## Task statement
Track down every line below that holds "text" and copy it.

------------------------

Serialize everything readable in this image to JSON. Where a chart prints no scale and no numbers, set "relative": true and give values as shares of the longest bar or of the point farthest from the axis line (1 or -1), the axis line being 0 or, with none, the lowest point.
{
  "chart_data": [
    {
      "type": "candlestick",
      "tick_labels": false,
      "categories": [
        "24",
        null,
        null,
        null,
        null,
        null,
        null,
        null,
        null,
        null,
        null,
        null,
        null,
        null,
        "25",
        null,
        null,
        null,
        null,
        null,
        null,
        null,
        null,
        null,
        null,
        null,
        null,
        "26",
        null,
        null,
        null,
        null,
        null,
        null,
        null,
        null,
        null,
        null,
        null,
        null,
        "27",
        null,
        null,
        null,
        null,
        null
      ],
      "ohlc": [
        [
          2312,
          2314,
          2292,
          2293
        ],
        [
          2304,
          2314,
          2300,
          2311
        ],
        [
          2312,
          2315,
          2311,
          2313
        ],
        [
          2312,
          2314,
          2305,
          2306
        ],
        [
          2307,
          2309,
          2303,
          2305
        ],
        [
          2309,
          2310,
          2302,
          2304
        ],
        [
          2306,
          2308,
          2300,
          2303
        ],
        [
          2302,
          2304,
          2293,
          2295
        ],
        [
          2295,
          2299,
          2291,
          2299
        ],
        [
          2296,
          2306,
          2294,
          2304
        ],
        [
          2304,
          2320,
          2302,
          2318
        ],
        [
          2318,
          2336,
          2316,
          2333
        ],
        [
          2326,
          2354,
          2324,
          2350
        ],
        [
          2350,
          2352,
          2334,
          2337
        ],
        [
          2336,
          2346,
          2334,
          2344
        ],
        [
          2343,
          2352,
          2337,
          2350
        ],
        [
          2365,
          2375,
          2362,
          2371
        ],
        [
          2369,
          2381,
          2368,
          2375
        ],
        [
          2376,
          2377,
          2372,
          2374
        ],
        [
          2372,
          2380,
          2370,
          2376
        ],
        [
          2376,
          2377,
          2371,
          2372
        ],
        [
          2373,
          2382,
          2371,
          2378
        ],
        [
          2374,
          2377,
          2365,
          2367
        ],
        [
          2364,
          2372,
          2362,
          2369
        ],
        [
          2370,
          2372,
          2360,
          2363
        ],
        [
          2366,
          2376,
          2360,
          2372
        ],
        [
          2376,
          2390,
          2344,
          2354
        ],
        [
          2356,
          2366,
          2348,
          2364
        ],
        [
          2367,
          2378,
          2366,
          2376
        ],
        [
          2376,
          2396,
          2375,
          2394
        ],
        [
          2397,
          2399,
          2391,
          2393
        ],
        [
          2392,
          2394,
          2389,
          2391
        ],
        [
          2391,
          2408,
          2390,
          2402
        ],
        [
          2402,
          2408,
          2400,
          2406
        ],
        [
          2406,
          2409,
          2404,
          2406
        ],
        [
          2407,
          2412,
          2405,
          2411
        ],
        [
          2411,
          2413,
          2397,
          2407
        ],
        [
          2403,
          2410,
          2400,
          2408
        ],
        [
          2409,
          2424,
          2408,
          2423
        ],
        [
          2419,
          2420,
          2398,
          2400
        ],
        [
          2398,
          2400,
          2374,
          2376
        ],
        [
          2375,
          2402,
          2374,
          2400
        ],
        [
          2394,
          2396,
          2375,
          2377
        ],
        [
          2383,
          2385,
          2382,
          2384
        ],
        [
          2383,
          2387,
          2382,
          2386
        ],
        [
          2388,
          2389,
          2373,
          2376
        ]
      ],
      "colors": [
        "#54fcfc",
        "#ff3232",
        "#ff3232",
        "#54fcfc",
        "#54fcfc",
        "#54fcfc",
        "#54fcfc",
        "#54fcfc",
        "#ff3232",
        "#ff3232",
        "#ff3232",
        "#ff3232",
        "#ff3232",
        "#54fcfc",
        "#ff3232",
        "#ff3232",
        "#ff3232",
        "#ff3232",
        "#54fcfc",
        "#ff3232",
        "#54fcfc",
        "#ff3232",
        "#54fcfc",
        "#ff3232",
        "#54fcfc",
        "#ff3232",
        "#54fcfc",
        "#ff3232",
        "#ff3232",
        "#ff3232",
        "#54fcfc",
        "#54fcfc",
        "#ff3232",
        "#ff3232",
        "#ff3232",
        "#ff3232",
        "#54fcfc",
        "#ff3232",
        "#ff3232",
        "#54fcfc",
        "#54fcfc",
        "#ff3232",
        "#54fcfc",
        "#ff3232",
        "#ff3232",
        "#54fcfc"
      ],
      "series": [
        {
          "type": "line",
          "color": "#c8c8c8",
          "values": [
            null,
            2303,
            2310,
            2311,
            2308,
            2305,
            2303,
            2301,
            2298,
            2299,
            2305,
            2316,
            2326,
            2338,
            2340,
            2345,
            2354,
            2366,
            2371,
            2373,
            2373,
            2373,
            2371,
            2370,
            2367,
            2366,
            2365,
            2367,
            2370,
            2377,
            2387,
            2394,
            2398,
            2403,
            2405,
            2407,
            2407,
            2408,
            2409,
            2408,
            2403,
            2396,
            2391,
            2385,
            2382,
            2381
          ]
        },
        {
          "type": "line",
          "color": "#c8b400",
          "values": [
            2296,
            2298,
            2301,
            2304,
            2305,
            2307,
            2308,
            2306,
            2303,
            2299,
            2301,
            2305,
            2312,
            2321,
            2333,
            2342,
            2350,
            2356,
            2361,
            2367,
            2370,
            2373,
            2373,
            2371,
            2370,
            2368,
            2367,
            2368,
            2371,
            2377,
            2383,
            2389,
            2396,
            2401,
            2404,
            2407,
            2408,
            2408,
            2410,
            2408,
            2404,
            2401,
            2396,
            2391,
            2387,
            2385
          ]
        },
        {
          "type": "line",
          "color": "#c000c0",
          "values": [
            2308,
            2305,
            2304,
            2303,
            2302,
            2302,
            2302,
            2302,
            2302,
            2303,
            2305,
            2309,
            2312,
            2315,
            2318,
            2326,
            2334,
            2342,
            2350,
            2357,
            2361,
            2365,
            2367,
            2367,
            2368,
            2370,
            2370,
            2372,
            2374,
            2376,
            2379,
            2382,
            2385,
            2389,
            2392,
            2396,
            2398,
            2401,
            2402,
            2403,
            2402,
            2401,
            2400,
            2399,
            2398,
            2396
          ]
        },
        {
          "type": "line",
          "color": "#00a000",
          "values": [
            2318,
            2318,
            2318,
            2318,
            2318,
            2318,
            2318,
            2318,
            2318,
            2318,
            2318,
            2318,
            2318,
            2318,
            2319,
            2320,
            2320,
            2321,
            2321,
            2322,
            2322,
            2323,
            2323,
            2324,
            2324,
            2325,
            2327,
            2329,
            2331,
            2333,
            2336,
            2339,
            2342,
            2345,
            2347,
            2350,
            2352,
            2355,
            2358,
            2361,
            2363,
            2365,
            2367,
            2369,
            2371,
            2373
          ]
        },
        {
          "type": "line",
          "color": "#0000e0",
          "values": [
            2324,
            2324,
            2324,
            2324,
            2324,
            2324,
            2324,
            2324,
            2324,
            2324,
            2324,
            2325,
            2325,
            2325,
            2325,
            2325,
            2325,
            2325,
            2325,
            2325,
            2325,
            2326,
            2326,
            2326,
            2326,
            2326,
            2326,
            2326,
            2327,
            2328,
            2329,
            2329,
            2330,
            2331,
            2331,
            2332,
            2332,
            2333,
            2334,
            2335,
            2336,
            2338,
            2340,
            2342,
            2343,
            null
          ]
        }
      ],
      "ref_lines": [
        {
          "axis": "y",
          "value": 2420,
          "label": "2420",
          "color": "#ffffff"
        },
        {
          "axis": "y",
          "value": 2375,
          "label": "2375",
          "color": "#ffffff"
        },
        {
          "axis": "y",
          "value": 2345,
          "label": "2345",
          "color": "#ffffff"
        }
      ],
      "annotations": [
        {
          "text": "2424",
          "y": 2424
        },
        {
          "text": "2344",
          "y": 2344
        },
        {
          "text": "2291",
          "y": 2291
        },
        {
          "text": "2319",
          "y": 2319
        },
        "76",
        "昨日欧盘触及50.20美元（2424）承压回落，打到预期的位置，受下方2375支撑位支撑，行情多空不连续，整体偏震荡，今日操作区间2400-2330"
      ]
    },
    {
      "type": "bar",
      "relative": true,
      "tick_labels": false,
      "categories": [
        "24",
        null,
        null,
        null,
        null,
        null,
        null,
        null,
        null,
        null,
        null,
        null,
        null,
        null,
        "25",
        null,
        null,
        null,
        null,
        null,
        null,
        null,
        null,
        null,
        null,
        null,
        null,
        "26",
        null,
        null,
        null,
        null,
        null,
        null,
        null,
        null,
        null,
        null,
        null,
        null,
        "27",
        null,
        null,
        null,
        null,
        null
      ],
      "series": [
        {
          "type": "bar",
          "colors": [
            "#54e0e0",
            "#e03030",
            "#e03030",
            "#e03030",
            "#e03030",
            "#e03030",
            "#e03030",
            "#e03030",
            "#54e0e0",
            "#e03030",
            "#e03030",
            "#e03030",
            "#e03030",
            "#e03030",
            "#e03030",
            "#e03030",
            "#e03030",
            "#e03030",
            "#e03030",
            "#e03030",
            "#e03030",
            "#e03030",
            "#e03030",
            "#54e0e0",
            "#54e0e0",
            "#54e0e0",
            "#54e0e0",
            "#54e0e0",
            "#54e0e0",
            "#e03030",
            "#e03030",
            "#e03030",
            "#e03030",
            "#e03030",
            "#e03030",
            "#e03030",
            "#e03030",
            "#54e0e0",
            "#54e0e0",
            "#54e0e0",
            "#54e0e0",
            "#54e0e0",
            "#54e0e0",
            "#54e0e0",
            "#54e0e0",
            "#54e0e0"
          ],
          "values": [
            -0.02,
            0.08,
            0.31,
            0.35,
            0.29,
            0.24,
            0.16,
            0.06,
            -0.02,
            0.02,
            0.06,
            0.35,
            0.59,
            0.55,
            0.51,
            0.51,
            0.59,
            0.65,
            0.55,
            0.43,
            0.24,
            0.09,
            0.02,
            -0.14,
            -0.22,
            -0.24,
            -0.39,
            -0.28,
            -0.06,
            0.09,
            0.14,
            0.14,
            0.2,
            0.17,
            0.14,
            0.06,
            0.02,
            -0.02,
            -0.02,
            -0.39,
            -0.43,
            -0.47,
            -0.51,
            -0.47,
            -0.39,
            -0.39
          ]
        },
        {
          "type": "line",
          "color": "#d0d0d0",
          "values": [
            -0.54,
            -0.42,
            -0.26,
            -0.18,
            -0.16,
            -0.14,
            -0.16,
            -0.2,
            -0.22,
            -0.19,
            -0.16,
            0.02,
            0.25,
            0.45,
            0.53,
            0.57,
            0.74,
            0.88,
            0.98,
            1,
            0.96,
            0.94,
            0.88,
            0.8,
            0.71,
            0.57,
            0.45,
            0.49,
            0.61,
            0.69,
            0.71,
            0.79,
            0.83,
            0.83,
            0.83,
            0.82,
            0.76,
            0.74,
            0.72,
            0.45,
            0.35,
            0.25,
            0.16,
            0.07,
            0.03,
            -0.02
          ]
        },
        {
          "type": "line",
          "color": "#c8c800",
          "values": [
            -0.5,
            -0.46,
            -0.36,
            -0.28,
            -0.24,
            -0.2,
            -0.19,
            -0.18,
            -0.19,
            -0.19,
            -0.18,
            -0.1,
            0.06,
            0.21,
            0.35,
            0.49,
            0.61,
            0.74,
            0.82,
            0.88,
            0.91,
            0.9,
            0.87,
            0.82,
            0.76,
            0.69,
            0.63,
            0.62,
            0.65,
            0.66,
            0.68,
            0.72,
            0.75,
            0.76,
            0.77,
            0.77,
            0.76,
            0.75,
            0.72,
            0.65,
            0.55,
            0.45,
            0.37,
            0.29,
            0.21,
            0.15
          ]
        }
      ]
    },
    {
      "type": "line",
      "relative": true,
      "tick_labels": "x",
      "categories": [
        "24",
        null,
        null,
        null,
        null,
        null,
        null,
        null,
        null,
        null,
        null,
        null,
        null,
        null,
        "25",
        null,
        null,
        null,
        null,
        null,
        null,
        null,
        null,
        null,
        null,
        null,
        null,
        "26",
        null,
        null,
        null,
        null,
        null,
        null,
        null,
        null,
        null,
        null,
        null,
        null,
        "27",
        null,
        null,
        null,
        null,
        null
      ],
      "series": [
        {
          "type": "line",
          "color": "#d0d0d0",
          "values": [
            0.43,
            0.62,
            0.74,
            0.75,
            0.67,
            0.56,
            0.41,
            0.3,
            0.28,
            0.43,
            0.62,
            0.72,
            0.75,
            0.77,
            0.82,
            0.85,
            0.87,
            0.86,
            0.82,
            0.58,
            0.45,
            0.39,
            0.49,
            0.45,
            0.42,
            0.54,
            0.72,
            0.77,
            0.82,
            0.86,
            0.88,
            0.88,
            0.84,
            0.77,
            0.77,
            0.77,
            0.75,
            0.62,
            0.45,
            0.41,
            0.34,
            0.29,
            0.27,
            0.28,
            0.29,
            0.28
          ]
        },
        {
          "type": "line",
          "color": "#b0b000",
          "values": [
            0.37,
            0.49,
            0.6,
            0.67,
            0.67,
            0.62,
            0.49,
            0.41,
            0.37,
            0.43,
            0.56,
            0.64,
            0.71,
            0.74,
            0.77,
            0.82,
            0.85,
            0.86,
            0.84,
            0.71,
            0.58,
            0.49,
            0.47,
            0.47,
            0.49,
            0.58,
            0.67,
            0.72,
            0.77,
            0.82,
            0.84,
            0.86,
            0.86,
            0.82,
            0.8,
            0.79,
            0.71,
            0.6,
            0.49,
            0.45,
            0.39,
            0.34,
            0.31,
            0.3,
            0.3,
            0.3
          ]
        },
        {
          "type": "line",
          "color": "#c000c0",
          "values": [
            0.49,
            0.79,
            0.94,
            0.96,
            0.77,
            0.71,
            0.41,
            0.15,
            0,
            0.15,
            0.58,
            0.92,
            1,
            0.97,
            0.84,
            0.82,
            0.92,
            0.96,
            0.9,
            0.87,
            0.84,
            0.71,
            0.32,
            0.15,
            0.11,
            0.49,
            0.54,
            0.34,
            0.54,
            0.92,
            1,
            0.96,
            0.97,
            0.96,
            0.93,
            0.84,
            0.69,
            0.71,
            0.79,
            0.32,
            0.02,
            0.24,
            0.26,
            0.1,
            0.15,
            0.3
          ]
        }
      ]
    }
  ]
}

------------------------

## Completed exercise
          "text": "2424",
          "text": "2344",
          "text": "2291",
          "text": "2319",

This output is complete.